[Data records]
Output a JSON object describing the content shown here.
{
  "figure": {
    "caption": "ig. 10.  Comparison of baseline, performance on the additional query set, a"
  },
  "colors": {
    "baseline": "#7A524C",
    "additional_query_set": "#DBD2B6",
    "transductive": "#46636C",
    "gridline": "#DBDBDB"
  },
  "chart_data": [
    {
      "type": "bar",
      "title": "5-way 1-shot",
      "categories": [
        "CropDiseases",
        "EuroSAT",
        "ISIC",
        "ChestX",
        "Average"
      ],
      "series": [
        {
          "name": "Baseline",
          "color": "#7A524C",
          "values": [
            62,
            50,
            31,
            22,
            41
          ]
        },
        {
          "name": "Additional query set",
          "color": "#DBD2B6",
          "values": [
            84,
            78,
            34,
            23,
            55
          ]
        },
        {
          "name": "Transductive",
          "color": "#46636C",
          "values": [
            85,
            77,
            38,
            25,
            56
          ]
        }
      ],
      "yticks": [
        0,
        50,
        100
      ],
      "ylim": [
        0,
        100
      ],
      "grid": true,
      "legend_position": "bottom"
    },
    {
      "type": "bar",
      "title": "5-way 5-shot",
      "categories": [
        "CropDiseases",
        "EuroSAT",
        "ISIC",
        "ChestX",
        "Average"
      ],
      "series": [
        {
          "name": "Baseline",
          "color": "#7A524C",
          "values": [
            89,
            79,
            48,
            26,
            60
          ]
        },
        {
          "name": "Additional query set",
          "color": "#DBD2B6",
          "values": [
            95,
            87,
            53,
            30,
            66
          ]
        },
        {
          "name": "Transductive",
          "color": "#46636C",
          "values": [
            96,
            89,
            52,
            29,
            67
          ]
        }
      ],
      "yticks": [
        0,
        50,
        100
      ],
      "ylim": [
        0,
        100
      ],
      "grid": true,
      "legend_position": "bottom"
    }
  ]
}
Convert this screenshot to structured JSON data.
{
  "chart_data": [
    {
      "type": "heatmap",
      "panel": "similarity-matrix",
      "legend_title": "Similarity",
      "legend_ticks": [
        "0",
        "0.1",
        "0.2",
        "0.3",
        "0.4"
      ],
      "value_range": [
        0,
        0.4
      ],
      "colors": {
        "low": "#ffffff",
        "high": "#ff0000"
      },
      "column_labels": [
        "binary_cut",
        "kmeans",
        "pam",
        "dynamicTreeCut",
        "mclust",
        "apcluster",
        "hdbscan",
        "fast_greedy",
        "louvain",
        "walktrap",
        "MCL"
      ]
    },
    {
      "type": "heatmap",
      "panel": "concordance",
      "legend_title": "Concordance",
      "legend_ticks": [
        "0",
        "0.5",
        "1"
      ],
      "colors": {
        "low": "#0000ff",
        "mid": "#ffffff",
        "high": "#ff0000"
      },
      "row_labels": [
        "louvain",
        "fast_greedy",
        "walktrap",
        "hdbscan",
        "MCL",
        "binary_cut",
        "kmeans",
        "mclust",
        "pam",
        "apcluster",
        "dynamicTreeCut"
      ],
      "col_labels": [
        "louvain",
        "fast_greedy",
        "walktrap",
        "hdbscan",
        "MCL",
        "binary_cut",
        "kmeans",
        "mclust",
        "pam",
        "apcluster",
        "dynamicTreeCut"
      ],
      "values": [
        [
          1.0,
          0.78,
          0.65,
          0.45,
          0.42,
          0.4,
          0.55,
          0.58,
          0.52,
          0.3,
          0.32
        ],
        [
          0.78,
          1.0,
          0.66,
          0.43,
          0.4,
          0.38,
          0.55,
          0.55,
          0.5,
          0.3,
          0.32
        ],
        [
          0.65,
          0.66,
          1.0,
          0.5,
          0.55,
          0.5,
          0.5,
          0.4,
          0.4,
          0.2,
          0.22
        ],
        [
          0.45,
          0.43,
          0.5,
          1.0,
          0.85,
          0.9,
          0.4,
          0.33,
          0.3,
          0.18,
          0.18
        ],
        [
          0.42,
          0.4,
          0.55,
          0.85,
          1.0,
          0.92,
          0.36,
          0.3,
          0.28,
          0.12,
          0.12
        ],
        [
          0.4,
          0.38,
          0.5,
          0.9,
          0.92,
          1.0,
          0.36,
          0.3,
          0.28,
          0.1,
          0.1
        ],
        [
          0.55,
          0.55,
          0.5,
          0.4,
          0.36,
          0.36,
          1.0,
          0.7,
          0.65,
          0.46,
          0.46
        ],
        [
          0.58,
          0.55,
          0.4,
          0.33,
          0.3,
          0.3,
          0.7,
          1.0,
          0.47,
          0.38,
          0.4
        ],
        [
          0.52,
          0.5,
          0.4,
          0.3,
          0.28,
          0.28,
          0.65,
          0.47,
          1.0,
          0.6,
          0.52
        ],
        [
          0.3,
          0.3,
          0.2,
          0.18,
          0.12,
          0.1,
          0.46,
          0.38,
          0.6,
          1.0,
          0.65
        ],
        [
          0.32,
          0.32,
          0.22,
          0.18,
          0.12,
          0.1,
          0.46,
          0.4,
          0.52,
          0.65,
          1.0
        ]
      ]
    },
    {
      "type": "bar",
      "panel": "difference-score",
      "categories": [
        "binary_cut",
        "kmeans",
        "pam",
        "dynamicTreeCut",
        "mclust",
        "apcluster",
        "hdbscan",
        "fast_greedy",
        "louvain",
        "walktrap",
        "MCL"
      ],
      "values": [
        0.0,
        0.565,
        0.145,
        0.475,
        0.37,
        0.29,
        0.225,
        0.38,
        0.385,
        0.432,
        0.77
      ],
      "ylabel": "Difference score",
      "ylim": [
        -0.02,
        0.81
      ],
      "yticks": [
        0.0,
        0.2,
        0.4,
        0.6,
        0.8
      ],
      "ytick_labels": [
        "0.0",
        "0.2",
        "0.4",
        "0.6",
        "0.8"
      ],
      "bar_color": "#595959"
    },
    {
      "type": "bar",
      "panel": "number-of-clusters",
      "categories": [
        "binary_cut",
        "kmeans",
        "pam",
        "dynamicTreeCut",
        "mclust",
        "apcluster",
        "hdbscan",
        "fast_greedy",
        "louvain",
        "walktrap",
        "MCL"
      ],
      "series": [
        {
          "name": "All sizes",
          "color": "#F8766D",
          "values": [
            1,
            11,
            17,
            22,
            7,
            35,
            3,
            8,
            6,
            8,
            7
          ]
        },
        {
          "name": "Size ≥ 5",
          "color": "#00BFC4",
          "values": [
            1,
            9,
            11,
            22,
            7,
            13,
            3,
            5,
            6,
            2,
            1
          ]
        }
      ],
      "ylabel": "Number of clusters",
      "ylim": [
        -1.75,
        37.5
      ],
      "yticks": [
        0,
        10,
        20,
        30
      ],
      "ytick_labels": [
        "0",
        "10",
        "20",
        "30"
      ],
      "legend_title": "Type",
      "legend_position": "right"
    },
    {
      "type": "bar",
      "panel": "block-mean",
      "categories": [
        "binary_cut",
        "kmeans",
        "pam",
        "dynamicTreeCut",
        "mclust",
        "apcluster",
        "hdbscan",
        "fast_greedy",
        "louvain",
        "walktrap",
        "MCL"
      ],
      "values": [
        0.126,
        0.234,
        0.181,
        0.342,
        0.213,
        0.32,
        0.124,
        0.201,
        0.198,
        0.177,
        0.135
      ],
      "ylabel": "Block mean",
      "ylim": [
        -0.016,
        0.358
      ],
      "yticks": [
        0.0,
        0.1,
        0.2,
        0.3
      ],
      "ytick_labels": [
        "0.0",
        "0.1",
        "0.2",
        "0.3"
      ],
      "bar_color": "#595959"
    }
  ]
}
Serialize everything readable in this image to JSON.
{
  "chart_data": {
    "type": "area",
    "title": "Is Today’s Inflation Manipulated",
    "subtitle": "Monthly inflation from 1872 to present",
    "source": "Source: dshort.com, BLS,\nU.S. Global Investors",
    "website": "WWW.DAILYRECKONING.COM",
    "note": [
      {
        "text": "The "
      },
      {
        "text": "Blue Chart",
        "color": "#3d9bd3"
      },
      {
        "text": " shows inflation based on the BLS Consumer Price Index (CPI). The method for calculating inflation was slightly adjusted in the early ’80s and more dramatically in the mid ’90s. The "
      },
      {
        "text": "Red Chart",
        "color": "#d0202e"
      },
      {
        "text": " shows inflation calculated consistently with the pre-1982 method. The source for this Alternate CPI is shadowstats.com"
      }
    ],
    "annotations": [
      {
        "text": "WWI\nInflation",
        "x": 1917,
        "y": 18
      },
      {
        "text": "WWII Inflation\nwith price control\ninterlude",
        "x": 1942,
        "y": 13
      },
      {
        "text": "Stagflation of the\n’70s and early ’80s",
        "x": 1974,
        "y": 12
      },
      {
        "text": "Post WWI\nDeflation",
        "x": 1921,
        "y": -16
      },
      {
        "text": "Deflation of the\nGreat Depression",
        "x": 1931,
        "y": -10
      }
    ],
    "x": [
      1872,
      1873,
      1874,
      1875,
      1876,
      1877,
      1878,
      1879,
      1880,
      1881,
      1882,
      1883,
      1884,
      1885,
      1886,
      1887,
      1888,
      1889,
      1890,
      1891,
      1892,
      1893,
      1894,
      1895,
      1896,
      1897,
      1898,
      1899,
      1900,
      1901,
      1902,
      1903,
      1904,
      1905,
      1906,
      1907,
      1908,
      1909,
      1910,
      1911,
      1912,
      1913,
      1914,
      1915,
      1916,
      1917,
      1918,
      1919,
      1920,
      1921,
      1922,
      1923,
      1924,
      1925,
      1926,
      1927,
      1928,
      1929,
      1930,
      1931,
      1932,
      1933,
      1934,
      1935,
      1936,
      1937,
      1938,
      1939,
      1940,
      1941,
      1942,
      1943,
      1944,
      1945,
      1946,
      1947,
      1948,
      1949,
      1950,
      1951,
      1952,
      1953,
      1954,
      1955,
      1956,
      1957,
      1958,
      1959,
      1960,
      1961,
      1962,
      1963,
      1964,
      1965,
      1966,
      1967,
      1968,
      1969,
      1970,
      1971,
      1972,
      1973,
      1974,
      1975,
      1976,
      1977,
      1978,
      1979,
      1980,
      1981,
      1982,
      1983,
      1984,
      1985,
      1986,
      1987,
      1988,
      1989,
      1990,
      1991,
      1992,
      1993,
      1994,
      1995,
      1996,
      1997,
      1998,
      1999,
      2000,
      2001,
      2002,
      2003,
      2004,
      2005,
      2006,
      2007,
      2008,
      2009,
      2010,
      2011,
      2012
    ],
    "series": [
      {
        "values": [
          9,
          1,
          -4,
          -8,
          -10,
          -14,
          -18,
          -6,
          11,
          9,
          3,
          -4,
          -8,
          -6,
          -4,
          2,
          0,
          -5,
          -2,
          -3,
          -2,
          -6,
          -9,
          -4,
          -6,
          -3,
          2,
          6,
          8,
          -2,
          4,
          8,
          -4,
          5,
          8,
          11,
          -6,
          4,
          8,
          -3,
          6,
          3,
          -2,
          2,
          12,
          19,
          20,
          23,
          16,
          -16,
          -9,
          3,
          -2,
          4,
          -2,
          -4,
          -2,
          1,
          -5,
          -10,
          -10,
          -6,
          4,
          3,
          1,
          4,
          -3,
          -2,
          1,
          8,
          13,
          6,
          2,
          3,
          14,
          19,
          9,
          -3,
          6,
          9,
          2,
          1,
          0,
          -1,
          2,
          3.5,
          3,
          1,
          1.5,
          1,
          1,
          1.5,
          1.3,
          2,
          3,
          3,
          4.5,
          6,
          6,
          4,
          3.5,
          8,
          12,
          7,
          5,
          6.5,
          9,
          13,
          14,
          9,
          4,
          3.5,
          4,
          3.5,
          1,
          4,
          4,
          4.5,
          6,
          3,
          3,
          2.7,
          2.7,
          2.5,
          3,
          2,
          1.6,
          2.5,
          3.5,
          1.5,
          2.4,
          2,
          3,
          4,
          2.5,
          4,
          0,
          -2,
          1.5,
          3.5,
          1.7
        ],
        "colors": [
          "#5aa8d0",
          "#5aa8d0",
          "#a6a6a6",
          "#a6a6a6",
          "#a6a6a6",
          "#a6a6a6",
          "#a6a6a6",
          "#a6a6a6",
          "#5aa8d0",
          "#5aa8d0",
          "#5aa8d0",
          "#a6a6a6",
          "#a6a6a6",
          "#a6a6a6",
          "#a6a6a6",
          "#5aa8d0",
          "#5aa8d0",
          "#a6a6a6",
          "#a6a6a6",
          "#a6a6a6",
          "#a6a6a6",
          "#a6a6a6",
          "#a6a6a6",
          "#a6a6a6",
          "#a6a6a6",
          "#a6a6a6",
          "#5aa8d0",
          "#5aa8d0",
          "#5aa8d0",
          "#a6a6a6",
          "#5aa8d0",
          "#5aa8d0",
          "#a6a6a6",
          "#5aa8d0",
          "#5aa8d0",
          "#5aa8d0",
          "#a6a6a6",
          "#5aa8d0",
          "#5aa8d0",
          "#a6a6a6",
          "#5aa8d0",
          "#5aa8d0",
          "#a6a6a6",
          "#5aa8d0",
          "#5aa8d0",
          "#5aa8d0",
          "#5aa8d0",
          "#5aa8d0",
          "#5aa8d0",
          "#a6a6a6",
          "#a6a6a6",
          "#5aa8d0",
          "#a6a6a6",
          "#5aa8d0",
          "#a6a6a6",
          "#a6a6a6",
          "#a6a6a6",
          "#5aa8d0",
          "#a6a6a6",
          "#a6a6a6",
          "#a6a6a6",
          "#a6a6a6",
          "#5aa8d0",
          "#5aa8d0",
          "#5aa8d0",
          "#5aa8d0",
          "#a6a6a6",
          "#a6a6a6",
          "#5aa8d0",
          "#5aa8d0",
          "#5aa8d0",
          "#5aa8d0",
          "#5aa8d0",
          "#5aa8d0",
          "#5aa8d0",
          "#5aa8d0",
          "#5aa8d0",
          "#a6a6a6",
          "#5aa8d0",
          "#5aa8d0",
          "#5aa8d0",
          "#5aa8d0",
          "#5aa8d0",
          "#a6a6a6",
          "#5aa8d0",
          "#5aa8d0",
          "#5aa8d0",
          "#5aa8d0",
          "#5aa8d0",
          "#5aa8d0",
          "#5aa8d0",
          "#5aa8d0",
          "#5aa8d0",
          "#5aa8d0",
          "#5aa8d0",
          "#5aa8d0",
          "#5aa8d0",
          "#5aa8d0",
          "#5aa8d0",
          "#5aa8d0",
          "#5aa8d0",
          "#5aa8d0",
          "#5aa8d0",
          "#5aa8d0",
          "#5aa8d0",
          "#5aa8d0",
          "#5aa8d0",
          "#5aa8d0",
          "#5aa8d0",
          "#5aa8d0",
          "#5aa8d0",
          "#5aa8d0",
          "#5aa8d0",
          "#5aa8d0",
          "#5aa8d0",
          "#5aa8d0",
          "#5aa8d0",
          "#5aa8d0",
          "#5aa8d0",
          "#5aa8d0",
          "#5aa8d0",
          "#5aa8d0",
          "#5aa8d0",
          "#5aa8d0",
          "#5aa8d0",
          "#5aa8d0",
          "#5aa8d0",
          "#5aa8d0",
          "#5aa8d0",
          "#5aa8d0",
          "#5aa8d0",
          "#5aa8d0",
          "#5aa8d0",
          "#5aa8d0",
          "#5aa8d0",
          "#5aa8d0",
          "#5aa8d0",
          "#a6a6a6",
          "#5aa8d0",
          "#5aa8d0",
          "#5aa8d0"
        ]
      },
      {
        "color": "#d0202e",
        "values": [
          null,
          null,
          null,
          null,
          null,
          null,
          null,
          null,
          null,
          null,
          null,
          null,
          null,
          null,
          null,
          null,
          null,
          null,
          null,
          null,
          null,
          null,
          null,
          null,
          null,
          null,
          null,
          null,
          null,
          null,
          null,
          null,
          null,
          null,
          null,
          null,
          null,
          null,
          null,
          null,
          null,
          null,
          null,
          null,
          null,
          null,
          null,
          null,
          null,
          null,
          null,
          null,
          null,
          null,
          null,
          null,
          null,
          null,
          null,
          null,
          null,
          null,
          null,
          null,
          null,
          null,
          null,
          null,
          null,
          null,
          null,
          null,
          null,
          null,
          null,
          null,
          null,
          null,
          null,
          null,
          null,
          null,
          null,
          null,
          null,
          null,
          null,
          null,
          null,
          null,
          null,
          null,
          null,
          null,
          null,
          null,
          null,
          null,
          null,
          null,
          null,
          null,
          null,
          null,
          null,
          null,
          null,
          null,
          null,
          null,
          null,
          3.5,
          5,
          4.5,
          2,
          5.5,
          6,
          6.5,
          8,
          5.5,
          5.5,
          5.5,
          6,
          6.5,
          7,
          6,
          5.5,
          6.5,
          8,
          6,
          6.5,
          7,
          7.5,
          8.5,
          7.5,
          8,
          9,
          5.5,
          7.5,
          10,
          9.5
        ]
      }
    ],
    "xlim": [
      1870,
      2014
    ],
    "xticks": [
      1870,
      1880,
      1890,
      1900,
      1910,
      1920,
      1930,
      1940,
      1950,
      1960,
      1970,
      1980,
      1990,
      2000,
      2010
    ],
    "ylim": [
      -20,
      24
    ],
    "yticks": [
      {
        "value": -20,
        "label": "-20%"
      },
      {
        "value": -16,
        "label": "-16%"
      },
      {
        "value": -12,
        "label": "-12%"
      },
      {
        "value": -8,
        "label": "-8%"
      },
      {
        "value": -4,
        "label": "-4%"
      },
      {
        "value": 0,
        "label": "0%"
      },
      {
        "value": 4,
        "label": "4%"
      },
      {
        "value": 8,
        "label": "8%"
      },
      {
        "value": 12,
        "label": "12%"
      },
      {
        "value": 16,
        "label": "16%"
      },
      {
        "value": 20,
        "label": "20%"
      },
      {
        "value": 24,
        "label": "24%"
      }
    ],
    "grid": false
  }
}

WORK INSTRUCTIONS ▸ Count every line above that holds the word "clusters", and state the number and nothing more.

THE SOLUTION ▸ 2